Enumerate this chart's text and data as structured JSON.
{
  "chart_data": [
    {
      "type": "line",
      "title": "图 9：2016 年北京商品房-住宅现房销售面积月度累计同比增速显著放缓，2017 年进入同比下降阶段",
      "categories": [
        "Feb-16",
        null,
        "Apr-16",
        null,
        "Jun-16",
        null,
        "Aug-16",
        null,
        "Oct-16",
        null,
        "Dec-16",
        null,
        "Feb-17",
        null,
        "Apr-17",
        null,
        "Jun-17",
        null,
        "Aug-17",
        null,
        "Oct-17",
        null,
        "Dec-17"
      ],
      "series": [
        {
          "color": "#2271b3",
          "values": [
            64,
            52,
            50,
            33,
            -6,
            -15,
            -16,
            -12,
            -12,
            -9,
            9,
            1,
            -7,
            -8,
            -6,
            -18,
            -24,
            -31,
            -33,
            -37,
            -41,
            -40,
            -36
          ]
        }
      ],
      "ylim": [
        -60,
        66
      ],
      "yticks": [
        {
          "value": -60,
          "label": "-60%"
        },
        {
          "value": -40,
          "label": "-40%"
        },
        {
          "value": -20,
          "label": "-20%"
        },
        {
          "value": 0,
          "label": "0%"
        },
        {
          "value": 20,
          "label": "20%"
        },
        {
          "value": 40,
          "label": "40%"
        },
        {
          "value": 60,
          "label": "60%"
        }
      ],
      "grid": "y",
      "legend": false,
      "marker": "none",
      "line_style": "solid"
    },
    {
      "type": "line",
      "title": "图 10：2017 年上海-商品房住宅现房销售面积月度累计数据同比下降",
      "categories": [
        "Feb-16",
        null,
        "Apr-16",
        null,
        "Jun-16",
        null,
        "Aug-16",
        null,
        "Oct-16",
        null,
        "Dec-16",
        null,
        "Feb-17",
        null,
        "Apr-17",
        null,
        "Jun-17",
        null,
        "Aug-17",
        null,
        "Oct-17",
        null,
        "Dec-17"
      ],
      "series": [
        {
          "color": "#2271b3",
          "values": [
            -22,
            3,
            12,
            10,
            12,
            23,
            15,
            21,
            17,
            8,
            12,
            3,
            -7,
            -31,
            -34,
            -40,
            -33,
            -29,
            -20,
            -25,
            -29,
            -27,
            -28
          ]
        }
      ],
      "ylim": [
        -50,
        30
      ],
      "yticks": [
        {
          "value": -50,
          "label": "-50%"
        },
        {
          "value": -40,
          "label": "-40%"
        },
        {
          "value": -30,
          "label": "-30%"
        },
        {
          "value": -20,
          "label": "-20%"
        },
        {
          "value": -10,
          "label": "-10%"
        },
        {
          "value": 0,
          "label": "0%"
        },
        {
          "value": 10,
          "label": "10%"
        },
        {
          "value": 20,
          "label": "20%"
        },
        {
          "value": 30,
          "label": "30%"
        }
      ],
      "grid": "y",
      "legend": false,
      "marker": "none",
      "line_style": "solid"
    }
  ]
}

What is asked:
Repeat each record exactly, leaving nothing out.

Task solution:
Enumerate this chart's text and data as structured JSON.
{
  "chart_data": [
    {
      "type": "line",
      "title": "图 9：2016 年北京商品房-住宅现房销售面积月度累计同比增速显著放缓，2017 年进入同比下降阶段",
      "categories": [
        "Feb-16",
        null,
        "Apr-16",
        null,
        "Jun-16",
        null,
        "Aug-16",
        null,
        "Oct-16",
        null,
        "Dec-16",
        null,
        "Feb-17",
        null,
        "Apr-17",
        null,
        "Jun-17",
        null,
        "Aug-17",
        null,
        "Oct-17",
        null,
        "Dec-17"
      ],
      "series": [
        {
          "color": "#2271b3",
          "values": [
            64,
            52,
            50,
            33,
            -6,
            -15,
            -16,
            -12,
            -12,
            -9,
            9,
            1,
            -7,
            -8,
            -6,
            -18,
            -24,
            -31,
            -33,
            -37,
            -41,
            -40,
            -36
          ]
        }
      ],
      "ylim": [
        -60,
        66
      ],
      "yticks": [
        {
          "value": -60,
          "label": "-60%"
        },
        {
          "value": -40,
          "label": "-40%"
        },
        {
          "value": -20,
          "label": "-20%"
        },
        {
          "value": 0,
          "label": "0%"
        },
        {
          "value": 20,
          "label": "20%"
        },
        {
          "value": 40,
          "label": "40%"
        },
        {
          "value": 60,
          "label": "60%"
        }
      ],
      "grid": "y",
      "legend": false,
      "marker": "none",
      "line_style": "solid"
    },
    {
      "type": "line",
      "title": "图 10：2017 年上海-商品房住宅现房销售面积月度累计数据同比下降",
      "categories": [
        "Feb-16",
        null,
        "Apr-16",
        null,
        "Jun-16",
        null,
        "Aug-16",
        null,
        "Oct-16",
        null,
        "Dec-16",
        null,
        "Feb-17",
        null,
        "Apr-17",
        null,
        "Jun-17",
        null,
        "Aug-17",
        null,
        "Oct-17",
        null,
        "Dec-17"
      ],
      "series": [
        {
          "color": "#2271b3",
          "values": [
            -22,
            3,
            12,
            10,
            12,
            23,
            15,
            21,
            17,
            8,
            12,
            3,
            -7,
            -31,
            -34,
            -40,
            -33,
            -29,
            -20,
            -25,
            -29,
            -27,
            -28
          ]
        }
      ],
      "ylim": [
        -50,
        30
      ],
      "yticks": [
        {
          "value": -50,
          "label": "-50%"
        },
        {
          "value": -40,
          "label": "-40%"
        },
        {
          "value": -30,
          "label": "-30%"
        },
        {
          "value": -20,
          "label": "-20%"
        },
        {
          "value": -10,
          "label": "-10%"
        },
        {
          "value": 0,
          "label": "0%"
        },
        {
          "value": 10,
          "label": "10%"
        },
        {
          "value": 20,
          "label": "20%"
        },
        {
          "value": 30,
          "label": "30%"
        }
      ],
      "grid": "y",
      "legend": false,
      "marker": "none",
      "line_style": "solid"
    }
  ]
}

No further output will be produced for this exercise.